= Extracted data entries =
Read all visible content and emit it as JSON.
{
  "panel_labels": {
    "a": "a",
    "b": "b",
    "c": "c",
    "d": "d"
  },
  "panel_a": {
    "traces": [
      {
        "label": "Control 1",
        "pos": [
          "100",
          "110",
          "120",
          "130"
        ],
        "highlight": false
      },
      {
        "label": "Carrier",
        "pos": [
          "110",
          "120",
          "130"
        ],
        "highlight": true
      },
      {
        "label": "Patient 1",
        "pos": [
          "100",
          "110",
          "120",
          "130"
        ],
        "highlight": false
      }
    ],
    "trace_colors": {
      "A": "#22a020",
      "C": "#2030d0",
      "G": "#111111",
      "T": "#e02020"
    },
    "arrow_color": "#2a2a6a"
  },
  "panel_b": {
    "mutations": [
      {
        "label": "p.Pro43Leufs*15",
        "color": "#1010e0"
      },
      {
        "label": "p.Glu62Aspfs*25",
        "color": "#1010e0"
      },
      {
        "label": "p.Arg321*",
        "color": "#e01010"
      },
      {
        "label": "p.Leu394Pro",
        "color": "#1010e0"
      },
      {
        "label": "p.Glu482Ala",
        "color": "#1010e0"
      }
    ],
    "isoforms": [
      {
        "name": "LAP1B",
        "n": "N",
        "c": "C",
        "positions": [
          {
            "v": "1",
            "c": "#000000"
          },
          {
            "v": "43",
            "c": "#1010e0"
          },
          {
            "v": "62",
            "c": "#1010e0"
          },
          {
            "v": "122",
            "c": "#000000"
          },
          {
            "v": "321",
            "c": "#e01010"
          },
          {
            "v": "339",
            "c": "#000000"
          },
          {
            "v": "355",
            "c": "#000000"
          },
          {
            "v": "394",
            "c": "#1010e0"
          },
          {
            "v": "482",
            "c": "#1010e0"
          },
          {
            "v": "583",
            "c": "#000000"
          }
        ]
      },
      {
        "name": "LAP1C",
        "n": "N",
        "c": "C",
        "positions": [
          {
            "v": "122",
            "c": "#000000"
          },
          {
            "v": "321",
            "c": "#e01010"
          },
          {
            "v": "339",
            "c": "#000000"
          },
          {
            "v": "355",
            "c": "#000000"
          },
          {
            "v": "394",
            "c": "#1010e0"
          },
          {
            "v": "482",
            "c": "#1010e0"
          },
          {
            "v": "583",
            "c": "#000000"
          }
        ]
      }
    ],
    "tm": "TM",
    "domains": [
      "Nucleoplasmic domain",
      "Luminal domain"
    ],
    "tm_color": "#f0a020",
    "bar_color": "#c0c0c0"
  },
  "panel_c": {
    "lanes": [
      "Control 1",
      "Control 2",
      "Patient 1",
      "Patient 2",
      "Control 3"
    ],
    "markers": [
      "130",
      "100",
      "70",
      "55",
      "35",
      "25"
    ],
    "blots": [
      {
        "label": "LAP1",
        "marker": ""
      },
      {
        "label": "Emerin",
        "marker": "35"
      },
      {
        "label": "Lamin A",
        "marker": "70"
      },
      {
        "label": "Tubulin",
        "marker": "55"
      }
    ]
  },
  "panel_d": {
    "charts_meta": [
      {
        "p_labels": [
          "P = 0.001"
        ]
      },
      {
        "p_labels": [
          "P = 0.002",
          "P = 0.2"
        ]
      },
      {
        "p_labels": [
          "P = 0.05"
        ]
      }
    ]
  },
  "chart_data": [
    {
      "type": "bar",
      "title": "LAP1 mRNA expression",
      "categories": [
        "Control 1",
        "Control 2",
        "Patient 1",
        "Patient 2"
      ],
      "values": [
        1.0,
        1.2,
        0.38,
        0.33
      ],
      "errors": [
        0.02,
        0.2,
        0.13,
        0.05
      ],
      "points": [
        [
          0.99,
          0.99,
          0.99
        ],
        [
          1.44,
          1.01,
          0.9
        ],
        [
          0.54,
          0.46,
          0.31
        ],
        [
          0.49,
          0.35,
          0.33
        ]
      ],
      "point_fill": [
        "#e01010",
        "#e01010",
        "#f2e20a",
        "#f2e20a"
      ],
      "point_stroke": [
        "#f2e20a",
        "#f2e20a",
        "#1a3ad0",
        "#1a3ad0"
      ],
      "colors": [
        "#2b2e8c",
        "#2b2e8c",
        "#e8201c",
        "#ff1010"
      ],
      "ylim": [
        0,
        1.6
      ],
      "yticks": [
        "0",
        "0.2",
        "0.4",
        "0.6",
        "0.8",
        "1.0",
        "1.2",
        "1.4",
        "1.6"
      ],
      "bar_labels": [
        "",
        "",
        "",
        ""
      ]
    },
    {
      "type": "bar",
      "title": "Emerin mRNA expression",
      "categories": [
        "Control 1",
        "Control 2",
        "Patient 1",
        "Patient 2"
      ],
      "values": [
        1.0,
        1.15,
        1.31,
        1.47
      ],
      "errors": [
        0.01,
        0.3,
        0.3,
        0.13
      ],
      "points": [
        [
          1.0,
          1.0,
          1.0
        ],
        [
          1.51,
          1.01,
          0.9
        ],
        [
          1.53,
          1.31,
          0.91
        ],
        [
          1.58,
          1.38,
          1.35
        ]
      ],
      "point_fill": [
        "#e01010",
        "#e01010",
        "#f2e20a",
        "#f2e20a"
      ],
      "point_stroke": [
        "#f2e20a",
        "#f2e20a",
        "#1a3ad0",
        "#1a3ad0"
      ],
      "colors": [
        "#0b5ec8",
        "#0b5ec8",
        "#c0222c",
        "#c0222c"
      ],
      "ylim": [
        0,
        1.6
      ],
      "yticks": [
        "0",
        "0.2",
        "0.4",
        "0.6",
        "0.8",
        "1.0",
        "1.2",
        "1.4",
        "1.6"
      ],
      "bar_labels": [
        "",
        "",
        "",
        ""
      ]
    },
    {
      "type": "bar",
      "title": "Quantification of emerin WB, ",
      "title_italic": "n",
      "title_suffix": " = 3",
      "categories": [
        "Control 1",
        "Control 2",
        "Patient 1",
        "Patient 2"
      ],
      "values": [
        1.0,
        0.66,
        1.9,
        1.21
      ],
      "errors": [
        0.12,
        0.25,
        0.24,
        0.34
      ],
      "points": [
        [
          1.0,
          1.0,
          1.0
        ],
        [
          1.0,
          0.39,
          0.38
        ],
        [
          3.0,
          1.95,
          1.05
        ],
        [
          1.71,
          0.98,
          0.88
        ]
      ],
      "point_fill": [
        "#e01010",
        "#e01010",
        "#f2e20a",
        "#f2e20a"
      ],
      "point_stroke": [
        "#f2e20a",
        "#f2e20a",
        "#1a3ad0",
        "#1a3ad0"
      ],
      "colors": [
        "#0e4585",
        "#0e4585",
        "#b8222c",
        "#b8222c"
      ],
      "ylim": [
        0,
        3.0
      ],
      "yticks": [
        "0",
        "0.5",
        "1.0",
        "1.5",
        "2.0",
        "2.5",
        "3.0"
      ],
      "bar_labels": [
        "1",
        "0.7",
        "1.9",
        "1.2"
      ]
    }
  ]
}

= Exercise goal =
Word for word, write out the data.

= Task response =
Read all visible content and emit it as JSON.
{
  "panel_labels": {
    "a": "a",
    "b": "b",
    "c": "c",
    "d": "d"
  },
  "panel_a": {
    "traces": [
      {
        "label": "Control 1",
        "pos": [
          "100",
          "110",
          "120",
          "130"
        ],
        "highlight": false
      },
      {
        "label": "Carrier",
        "pos": [
          "110",
          "120",
          "130"
        ],
        "highlight": true
      },
      {
        "label": "Patient 1",
        "pos": [
          "100",
          "110",
          "120",
          "130"
        ],
        "highlight": false
      }
    ],
    "trace_colors": {
      "A": "#22a020",
      "C": "#2030d0",
      "G": "#111111",
      "T": "#e02020"
    },
    "arrow_color": "#2a2a6a"
  },
  "panel_b": {
    "mutations": [
      {
        "label": "p.Pro43Leufs*15",
        "color": "#1010e0"
      },
      {
        "label": "p.Glu62Aspfs*25",
        "color": "#1010e0"
      },
      {
        "label": "p.Arg321*",
        "color": "#e01010"
      },
      {
        "label": "p.Leu394Pro",
        "color": "#1010e0"
      },
      {
        "label": "p.Glu482Ala",
        "color": "#1010e0"
      }
    ],
    "isoforms": [
      {
        "name": "LAP1B",
        "n": "N",
        "c": "C",
        "positions": [
          {
            "v": "1",
            "c": "#000000"
          },
          {
            "v": "43",
            "c": "#1010e0"
          },
          {
            "v": "62",
            "c": "#1010e0"
          },
          {
            "v": "122",
            "c": "#000000"
          },
          {
            "v": "321",
            "c": "#e01010"
          },
          {
            "v": "339",
            "c": "#000000"
          },
          {
            "v": "355",
            "c": "#000000"
          },
          {
            "v": "394",
            "c": "#1010e0"
          },
          {
            "v": "482",
            "c": "#1010e0"
          },
          {
            "v": "583",
            "c": "#000000"
          }
        ]
      },
      {
        "name": "LAP1C",
        "n": "N",
        "c": "C",
        "positions": [
          {
            "v": "122",
            "c": "#000000"
          },
          {
            "v": "321",
            "c": "#e01010"
          },
          {
            "v": "339",
            "c": "#000000"
          },
          {
            "v": "355",
            "c": "#000000"
          },
          {
            "v": "394",
            "c": "#1010e0"
          },
          {
            "v": "482",
            "c": "#1010e0"
          },
          {
            "v": "583",
            "c": "#000000"
          }
        ]
      }
    ],
    "tm": "TM",
    "domains": [
      "Nucleoplasmic domain",
      "Luminal domain"
    ],
    "tm_color": "#f0a020",
    "bar_color": "#c0c0c0"
  },
  "panel_c": {
    "lanes": [
      "Control 1",
      "Control 2",
      "Patient 1",
      "Patient 2",
      "Control 3"
    ],
    "markers": [
      "130",
      "100",
      "70",
      "55",
      "35",
      "25"
    ],
    "blots": [
      {
        "label": "LAP1",
        "marker": ""
      },
      {
        "label": "Emerin",
        "marker": "35"
      },
      {
        "label": "Lamin A",
        "marker": "70"
      },
      {
        "label": "Tubulin",
        "marker": "55"
      }
    ]
  },
  "panel_d": {
    "charts_meta": [
      {
        "p_labels": [
          "P = 0.001"
        ]
      },
      {
        "p_labels": [
          "P = 0.002",
          "P = 0.2"
        ]
      },
      {
        "p_labels": [
          "P = 0.05"
        ]
      }
    ]
  },
  "chart_data": [
    {
      "type": "bar",
      "title": "LAP1 mRNA expression",
      "categories": [
        "Control 1",
        "Control 2",
        "Patient 1",
        "Patient 2"
      ],
      "values": [
        1.0,
        1.2,
        0.38,
        0.33
      ],
      "errors": [
        0.02,
        0.2,
        0.13,
        0.05
      ],
      "points": [
        [
          0.99,
          0.99,
          0.99
        ],
        [
          1.44,
          1.01,
          0.9
        ],
        [
          0.54,
          0.46,
          0.31
        ],
        [
          0.49,
          0.35,
          0.33
        ]
      ],
      "point_fill": [
        "#e01010",
        "#e01010",
        "#f2e20a",
        "#f2e20a"
      ],
      "point_stroke": [
        "#f2e20a",
        "#f2e20a",
        "#1a3ad0",
        "#1a3ad0"
      ],
      "colors": [
        "#2b2e8c",
        "#2b2e8c",
        "#e8201c",
        "#ff1010"
      ],
      "ylim": [
        0,
        1.6
      ],
      "yticks": [
        "0",
        "0.2",
        "0.4",
        "0.6",
        "0.8",
        "1.0",
        "1.2",
        "1.4",
        "1.6"
      ],
      "bar_labels": [
        "",
        "",
        "",
        ""
      ]
    },
    {
      "type": "bar",
      "title": "Emerin mRNA expression",
      "categories": [
        "Control 1",
        "Control 2",
        "Patient 1",
        "Patient 2"
      ],
      "values": [
        1.0,
        1.15,
        1.31,
        1.47
      ],
      "errors": [
        0.01,
        0.3,
        0.3,
        0.13
      ],
      "points": [
        [
          1.0,
          1.0,
          1.0
        ],
        [
          1.51,
          1.01,
          0.9
        ],
        [
          1.53,
          1.31,
          0.91
        ],
        [
          1.58,
          1.38,
          1.35
        ]
      ],
      "point_fill": [
        "#e01010",
        "#e01010",
        "#f2e20a",
        "#f2e20a"
      ],
      "point_stroke": [
        "#f2e20a",
        "#f2e20a",
        "#1a3ad0",
        "#1a3ad0"
      ],
      "colors": [
        "#0b5ec8",
        "#0b5ec8",
        "#c0222c",
        "#c0222c"
      ],
      "ylim": [
        0,
        1.6
      ],
      "yticks": [
        "0",
        "0.2",
        "0.4",
        "0.6",
        "0.8",
        "1.0",
        "1.2",
        "1.4",
        "1.6"
      ],
      "bar_labels": [
        "",
        "",
        "",
        ""
      ]
    },
    {
      "type": "bar",
      "title": "Quantification of emerin WB, ",
      "title_italic": "n",
      "title_suffix": " = 3",
      "categories": [
        "Control 1",
        "Control 2",
        "Patient 1",
        "Patient 2"
      ],
      "values": [
        1.0,
        0.66,
        1.9,
        1.21
      ],
      "errors": [
        0.12,
        0.25,
        0.24,
        0.34
      ],
      "points": [
        [
          1.0,
          1.0,
          1.0
        ],
        [
          1.0,
          0.39,
          0.38
        ],
        [
          3.0,
          1.95,
          1.05
        ],
        [
          1.71,
          0.98,
          0.88
        ]
      ],
      "point_fill": [
        "#e01010",
        "#e01010",
        "#f2e20a",
        "#f2e20a"
      ],
      "point_stroke": [
        "#f2e20a",
        "#f2e20a",
        "#1a3ad0",
        "#1a3ad0"
      ],
      "colors": [
        "#0e4585",
        "#0e4585",
        "#b8222c",
        "#b8222c"
      ],
      "ylim": [
        0,
        3.0
      ],
      "yticks": [
        "0",
        "0.5",
        "1.0",
        "1.5",
        "2.0",
        "2.5",
        "3.0"
      ],
      "bar_labels": [
        "1",
        "0.7",
        "1.9",
        "1.2"
      ]
    }
  ]
}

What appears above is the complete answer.